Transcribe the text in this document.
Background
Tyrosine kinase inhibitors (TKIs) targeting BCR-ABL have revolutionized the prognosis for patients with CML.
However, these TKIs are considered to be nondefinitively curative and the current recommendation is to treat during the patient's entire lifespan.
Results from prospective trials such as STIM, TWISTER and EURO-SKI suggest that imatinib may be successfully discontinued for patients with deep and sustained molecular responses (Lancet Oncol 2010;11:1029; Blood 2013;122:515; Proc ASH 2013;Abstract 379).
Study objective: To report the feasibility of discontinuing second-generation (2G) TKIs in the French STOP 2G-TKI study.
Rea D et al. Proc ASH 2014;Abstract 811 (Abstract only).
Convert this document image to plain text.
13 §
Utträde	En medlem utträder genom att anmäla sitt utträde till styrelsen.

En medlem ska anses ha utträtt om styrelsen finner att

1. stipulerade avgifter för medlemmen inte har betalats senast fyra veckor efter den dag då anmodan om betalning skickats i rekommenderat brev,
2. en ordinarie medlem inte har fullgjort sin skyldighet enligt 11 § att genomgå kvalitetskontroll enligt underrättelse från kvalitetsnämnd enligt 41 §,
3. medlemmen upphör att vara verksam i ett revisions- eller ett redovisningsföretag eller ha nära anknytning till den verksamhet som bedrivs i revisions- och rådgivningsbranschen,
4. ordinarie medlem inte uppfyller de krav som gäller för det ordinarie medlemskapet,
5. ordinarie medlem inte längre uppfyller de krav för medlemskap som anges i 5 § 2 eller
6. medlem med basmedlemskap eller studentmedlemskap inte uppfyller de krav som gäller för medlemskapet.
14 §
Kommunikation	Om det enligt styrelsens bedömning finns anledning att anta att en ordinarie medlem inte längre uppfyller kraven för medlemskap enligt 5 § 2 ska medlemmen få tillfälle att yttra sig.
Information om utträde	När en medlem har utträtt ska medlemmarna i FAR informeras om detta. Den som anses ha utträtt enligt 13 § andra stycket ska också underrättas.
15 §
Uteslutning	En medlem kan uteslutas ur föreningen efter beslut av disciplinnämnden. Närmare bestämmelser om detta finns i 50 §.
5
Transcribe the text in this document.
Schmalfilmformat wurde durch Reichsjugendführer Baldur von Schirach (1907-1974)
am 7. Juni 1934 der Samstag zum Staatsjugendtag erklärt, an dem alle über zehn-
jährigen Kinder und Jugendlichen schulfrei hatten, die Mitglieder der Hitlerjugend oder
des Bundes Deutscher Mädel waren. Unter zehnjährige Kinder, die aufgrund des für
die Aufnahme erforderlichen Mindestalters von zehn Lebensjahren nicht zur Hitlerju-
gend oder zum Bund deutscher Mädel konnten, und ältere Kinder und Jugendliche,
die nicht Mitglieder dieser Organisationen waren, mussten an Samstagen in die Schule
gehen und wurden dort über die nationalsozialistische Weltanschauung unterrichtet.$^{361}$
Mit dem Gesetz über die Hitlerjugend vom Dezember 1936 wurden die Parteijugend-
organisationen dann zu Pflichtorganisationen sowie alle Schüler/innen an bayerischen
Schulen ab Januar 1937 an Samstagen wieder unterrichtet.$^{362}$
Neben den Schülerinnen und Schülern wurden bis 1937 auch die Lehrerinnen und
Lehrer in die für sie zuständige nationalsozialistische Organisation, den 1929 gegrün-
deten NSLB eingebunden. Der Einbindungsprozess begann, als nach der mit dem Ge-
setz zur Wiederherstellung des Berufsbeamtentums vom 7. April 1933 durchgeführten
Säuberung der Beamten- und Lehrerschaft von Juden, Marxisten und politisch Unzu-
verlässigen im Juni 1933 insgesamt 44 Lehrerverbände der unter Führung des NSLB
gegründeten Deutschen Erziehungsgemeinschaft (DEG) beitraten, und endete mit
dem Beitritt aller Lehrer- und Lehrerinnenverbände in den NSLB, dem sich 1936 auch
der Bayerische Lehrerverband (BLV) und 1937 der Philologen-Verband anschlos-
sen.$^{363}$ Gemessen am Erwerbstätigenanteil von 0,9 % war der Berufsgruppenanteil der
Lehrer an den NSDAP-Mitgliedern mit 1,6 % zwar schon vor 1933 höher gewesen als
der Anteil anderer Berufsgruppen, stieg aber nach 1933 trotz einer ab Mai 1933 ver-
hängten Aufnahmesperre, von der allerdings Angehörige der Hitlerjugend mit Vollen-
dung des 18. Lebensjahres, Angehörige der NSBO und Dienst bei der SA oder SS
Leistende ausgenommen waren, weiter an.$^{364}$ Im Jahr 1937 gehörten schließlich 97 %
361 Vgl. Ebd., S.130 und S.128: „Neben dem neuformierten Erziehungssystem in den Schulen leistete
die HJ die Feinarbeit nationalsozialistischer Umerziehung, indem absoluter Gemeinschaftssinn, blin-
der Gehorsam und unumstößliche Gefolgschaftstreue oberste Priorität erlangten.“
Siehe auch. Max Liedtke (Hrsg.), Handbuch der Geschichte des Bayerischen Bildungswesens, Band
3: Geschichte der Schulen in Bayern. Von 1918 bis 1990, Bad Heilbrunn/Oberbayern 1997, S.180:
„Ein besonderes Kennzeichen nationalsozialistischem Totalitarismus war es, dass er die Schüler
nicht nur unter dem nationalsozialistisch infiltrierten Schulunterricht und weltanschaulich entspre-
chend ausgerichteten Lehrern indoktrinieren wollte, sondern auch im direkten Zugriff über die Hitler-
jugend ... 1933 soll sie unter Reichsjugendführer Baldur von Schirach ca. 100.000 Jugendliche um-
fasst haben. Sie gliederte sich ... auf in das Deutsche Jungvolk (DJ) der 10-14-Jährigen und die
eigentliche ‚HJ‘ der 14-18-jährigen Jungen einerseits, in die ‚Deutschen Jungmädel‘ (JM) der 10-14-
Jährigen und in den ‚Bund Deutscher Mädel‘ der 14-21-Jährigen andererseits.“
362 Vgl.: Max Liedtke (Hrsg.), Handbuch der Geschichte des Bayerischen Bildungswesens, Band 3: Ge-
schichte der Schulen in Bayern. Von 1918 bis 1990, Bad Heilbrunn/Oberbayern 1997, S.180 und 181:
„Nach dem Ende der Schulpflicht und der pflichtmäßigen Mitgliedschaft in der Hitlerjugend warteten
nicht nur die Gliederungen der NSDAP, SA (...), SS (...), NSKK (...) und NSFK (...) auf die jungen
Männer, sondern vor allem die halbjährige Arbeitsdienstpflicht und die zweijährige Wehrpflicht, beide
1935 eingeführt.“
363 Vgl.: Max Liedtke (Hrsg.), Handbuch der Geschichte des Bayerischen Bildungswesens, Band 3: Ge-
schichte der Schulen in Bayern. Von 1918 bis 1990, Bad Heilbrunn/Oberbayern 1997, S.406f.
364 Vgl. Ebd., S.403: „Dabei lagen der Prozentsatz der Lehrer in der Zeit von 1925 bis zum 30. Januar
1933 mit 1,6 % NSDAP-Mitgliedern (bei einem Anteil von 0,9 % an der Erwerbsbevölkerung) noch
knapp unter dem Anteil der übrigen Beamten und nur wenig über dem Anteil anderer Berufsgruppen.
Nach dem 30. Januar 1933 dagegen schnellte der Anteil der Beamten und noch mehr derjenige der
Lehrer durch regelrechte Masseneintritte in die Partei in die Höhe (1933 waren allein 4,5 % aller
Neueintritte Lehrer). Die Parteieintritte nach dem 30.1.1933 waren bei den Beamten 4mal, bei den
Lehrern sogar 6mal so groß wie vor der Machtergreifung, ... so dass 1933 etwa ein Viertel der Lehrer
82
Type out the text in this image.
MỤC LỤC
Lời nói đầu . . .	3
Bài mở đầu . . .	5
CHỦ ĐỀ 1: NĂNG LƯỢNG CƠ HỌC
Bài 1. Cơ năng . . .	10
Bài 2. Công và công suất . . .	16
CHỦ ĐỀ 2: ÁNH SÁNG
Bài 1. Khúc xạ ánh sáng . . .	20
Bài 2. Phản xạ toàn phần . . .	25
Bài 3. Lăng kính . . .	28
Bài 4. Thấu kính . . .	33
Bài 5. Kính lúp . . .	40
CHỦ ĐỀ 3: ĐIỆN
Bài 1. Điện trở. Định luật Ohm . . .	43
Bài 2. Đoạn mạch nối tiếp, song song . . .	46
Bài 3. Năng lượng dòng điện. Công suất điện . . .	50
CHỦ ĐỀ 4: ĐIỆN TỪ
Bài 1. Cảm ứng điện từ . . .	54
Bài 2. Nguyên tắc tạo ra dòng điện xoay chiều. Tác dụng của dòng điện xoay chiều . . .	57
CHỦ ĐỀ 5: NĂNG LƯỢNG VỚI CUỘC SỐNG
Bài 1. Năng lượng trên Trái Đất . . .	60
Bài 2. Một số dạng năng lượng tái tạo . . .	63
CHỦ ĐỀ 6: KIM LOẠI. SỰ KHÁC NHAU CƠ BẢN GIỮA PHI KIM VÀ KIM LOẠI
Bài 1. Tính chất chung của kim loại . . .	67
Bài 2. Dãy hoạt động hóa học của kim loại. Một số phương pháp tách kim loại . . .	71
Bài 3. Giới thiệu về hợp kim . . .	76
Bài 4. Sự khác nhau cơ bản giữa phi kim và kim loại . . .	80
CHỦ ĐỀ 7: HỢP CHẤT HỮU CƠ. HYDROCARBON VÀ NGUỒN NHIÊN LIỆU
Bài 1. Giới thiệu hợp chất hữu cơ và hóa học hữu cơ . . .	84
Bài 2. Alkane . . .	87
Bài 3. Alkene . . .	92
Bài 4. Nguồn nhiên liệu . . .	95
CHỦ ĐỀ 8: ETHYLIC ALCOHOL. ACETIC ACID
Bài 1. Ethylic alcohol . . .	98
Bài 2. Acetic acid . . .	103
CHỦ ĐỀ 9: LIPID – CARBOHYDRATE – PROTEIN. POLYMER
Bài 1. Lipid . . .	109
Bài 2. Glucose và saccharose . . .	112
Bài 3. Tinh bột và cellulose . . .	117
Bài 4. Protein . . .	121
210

### Problem description
Lines with the string "Kinder": pick each one out of the material and return it.

### Written response
jährigen Kinder und Jugendlichen schulfrei hatten, die Mitglieder der Hitlerjugend oder
des Bundes Deutscher Mädel waren. Unter zehnjährige Kinder, die aufgrund des für
gend oder zum Bund deutscher Mädel konnten, und ältere Kinder und Jugendliche,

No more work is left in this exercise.